··· DATASET CONTENT ···

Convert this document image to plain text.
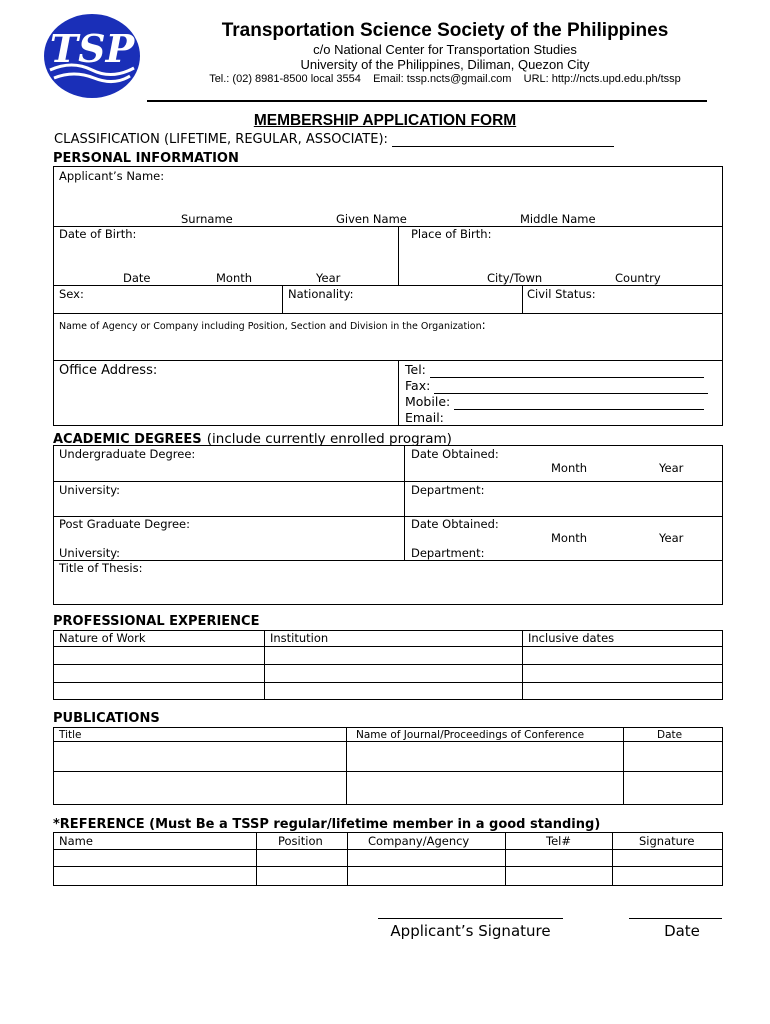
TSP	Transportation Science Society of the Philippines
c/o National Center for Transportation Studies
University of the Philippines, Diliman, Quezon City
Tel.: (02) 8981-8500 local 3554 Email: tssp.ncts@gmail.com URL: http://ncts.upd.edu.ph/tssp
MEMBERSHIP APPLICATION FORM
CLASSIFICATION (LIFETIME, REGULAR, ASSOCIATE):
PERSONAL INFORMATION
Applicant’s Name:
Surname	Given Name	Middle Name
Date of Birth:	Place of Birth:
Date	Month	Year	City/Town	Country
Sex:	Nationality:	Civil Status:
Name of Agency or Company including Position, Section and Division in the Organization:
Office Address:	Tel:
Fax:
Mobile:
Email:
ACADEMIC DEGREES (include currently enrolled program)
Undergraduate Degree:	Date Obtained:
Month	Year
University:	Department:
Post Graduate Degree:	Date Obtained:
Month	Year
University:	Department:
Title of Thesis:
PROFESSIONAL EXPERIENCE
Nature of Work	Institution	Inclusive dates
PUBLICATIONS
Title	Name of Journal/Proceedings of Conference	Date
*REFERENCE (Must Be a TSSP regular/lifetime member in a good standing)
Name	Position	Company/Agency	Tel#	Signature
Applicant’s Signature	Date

···
··· DATASET CONTENT ···

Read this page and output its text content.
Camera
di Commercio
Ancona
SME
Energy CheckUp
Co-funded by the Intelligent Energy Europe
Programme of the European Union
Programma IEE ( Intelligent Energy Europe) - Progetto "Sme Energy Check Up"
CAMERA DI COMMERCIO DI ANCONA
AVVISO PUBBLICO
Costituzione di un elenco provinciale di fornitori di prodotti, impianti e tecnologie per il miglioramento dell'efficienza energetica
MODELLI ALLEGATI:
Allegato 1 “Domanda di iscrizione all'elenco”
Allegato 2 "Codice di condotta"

···

[THE TASK] Extract all lines that hold the word "elenco".

[TASK ANSWER]
Costituzione di un elenco provinciale di fornitori di prodotti, impianti e tecnologie per il miglioramento dell'efficienza energetica
Allegato 1 “Domanda di iscrizione all'elenco”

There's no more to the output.